WHAT IS BEING ASKED >> Set down each record exactly as written.

INPUT RECORDS >>
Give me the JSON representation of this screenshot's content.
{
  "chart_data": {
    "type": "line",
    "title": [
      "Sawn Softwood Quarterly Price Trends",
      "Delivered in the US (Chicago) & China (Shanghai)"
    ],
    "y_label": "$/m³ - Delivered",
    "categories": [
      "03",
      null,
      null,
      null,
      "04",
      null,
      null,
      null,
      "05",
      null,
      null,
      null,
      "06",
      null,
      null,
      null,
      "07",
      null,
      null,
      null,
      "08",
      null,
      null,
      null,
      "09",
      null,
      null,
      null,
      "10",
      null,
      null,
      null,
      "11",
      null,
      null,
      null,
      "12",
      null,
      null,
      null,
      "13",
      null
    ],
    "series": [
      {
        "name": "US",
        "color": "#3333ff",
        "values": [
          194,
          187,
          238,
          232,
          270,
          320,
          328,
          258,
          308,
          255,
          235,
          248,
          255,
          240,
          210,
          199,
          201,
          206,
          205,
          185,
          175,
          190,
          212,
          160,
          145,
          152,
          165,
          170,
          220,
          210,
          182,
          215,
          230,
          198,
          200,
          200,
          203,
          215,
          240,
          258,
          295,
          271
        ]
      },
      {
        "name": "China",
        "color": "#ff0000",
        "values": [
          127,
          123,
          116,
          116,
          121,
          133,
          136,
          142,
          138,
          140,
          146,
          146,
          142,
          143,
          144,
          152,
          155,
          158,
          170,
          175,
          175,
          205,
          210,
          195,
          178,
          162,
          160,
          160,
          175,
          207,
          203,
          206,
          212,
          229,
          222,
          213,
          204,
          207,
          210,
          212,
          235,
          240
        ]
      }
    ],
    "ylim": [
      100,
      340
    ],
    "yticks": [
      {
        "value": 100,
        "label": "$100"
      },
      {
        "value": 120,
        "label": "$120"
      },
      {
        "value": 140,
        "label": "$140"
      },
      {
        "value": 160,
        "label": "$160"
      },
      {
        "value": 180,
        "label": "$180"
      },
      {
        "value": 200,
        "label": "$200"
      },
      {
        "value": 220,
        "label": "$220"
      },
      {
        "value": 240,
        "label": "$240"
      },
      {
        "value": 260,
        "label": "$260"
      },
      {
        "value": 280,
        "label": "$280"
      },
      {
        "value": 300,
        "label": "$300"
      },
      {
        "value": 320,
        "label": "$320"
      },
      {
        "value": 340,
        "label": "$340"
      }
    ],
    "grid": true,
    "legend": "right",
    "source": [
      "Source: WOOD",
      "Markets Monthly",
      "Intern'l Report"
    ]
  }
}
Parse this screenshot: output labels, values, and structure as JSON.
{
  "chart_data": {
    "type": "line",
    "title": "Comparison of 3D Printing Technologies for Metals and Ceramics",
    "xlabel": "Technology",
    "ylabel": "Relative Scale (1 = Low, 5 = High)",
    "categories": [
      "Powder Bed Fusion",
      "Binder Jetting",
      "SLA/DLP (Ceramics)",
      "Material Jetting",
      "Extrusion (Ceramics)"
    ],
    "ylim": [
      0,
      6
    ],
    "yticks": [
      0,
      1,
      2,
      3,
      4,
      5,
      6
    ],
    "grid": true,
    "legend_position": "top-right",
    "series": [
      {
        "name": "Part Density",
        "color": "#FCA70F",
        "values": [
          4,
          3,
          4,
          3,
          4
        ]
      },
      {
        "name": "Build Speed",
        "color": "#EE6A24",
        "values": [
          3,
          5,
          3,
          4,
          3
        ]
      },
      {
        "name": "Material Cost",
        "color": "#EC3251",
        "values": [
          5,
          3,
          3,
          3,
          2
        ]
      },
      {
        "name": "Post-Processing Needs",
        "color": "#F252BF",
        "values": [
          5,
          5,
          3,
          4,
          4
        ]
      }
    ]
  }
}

RESPONSE >>
Give me the JSON representation of this screenshot's content.
{
  "chart_data": {
    "type": "line",
    "title": [
      "Sawn Softwood Quarterly Price Trends",
      "Delivered in the US (Chicago) & China (Shanghai)"
    ],
    "y_label": "$/m³ - Delivered",
    "categories": [
      "03",
      null,
      null,
      null,
      "04",
      null,
      null,
      null,
      "05",
      null,
      null,
      null,
      "06",
      null,
      null,
      null,
      "07",
      null,
      null,
      null,
      "08",
      null,
      null,
      null,
      "09",
      null,
      null,
      null,
      "10",
      null,
      null,
      null,
      "11",
      null,
      null,
      null,
      "12",
      null,
      null,
      null,
      "13",
      null
    ],
    "series": [
      {
        "name": "US",
        "color": "#3333ff",
        "values": [
          194,
          187,
          238,
          232,
          270,
          320,
          328,
          258,
          308,
          255,
          235,
          248,
          255,
          240,
          210,
          199,
          201,
          206,
          205,
          185,
          175,
          190,
          212,
          160,
          145,
          152,
          165,
          170,
          220,
          210,
          182,
          215,
          230,
          198,
          200,
          200,
          203,
          215,
          240,
          258,
          295,
          271
        ]
      },
      {
        "name": "China",
        "color": "#ff0000",
        "values": [
          127,
          123,
          116,
          116,
          121,
          133,
          136,
          142,
          138,
          140,
          146,
          146,
          142,
          143,
          144,
          152,
          155,
          158,
          170,
          175,
          175,
          205,
          210,
          195,
          178,
          162,
          160,
          160,
          175,
          207,
          203,
          206,
          212,
          229,
          222,
          213,
          204,
          207,
          210,
          212,
          235,
          240
        ]
      }
    ],
    "ylim": [
      100,
      340
    ],
    "yticks": [
      {
        "value": 100,
        "label": "$100"
      },
      {
        "value": 120,
        "label": "$120"
      },
      {
        "value": 140,
        "label": "$140"
      },
      {
        "value": 160,
        "label": "$160"
      },
      {
        "value": 180,
        "label": "$180"
      },
      {
        "value": 200,
        "label": "$200"
      },
      {
        "value": 220,
        "label": "$220"
      },
      {
        "value": 240,
        "label": "$240"
      },
      {
        "value": 260,
        "label": "$260"
      },
      {
        "value": 280,
        "label": "$280"
      },
      {
        "value": 300,
        "label": "$300"
      },
      {
        "value": 320,
        "label": "$320"
      },
      {
        "value": 340,
        "label": "$340"
      }
    ],
    "grid": true,
    "legend": "right",
    "source": [
      "Source: WOOD",
      "Markets Monthly",
      "Intern'l Report"
    ]
  }
}
Parse this screenshot: output labels, values, and structure as JSON.
{
  "chart_data": {
    "type": "line",
    "title": "Comparison of 3D Printing Technologies for Metals and Ceramics",
    "xlabel": "Technology",
    "ylabel": "Relative Scale (1 = Low, 5 = High)",
    "categories": [
      "Powder Bed Fusion",
      "Binder Jetting",
      "SLA/DLP (Ceramics)",
      "Material Jetting",
      "Extrusion (Ceramics)"
    ],
    "ylim": [
      0,
      6
    ],
    "yticks": [
      0,
      1,
      2,
      3,
      4,
      5,
      6
    ],
    "grid": true,
    "legend_position": "top-right",
    "series": [
      {
        "name": "Part Density",
        "color": "#FCA70F",
        "values": [
          4,
          3,
          4,
          3,
          4
        ]
      },
      {
        "name": "Build Speed",
        "color": "#EE6A24",
        "values": [
          3,
          5,
          3,
          4,
          3
        ]
      },
      {
        "name": "Material Cost",
        "color": "#EC3251",
        "values": [
          5,
          3,
          3,
          3,
          2
        ]
      },
      {
        "name": "Post-Processing Needs",
        "color": "#F252BF",
        "values": [
          5,
          5,
          3,
          4,
          4
        ]
      }
    ]
  }
}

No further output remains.